**Items**.
-------

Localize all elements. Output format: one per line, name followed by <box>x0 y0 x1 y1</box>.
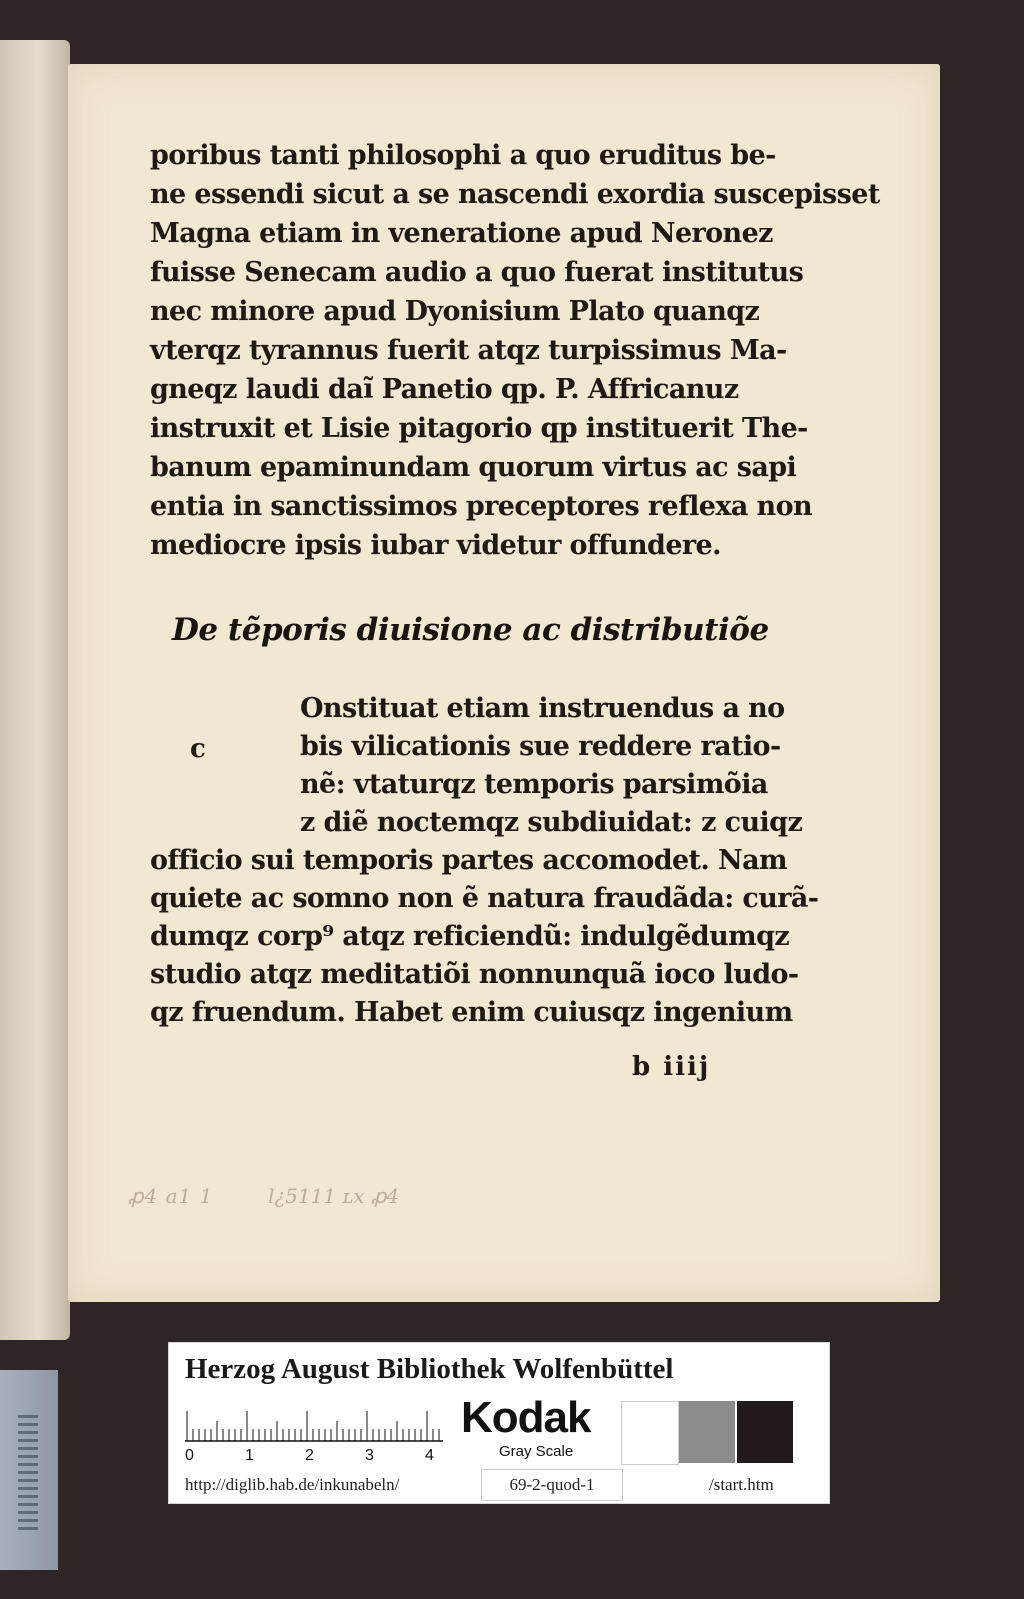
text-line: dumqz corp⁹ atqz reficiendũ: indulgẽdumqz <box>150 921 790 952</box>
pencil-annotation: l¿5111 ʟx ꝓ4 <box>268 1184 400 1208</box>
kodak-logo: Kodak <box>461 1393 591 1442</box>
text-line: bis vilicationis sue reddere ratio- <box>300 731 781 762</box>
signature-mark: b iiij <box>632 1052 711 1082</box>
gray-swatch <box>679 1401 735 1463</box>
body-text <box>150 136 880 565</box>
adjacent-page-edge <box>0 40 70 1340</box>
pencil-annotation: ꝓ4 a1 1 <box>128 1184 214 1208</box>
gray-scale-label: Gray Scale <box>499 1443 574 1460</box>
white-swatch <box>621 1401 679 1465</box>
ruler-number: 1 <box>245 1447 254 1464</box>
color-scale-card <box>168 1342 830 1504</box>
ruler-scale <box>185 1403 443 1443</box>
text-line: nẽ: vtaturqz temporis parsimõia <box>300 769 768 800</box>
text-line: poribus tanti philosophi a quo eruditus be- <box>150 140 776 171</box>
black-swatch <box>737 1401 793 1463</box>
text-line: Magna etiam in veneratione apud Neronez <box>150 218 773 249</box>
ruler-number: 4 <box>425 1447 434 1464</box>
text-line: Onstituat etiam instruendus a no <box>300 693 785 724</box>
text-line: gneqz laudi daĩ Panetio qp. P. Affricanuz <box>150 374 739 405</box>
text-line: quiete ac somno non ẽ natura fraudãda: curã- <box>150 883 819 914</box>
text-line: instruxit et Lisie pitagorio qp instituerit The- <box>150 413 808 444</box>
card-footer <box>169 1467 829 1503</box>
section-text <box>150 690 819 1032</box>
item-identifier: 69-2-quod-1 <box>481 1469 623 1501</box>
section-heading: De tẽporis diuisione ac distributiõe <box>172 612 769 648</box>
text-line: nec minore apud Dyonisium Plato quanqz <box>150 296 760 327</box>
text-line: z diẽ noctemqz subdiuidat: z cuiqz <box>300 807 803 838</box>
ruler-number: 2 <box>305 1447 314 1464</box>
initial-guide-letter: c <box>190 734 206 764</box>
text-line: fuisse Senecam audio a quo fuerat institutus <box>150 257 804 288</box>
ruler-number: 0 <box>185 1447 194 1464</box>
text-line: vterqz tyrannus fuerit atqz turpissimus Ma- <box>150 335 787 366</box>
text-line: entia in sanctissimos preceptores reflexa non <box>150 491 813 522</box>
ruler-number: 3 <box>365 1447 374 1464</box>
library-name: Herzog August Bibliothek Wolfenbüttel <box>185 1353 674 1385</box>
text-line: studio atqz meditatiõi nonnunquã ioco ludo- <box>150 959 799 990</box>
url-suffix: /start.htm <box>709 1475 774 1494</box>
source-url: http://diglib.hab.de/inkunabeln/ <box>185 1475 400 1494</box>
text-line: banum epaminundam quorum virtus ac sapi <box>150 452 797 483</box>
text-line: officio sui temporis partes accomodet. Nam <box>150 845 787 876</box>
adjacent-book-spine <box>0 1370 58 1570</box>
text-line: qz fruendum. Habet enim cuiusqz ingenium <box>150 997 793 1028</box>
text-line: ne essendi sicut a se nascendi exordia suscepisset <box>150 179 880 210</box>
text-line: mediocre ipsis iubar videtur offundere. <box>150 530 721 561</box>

-------

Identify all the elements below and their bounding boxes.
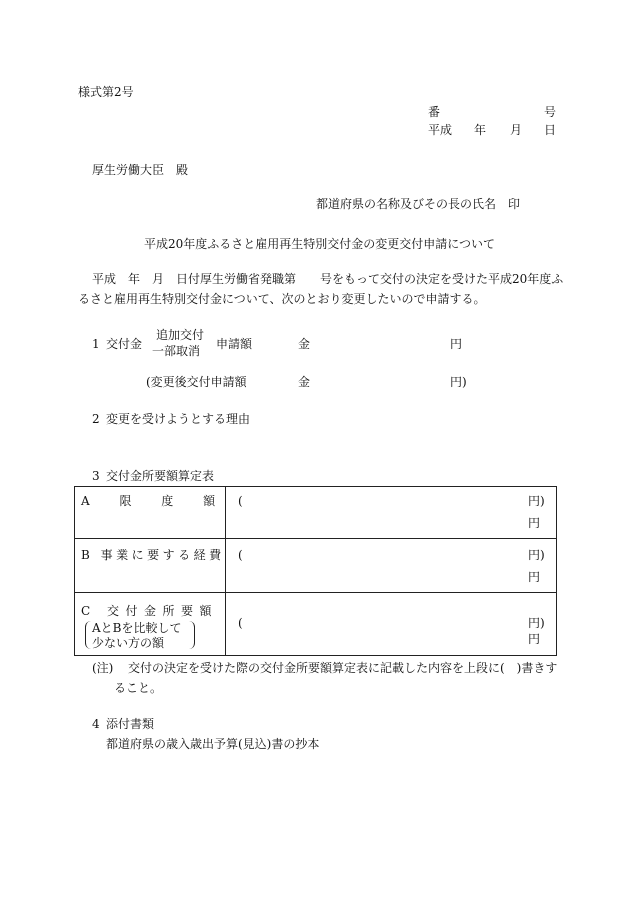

-------

**Problem description**. Convert the lines from the one with "Localize all elements." through the one with "kodak-logo: Kodak <box>461", both included, into a Markdown table with the columns No. and Text, skipping blank lines and leaving the picture out.

**Exercise output**.
| No. | Text |
|---|---|
| 1 | Localize all elements. Output format: one per line, name followed by <box>x0 y0 x1 y1</box>. |
| 2 | text-line: dumqz corp⁹ atqz reficiendũ: indulgẽdumqz <box>150 921 790 952</box> |
| 3 | pencil-annotation: l¿5111 ʟx ꝓ4 <box>268 1184 400 1208</box> |
| 4 | kodak-logo: Kodak <box>461 1393 591 1442</box> |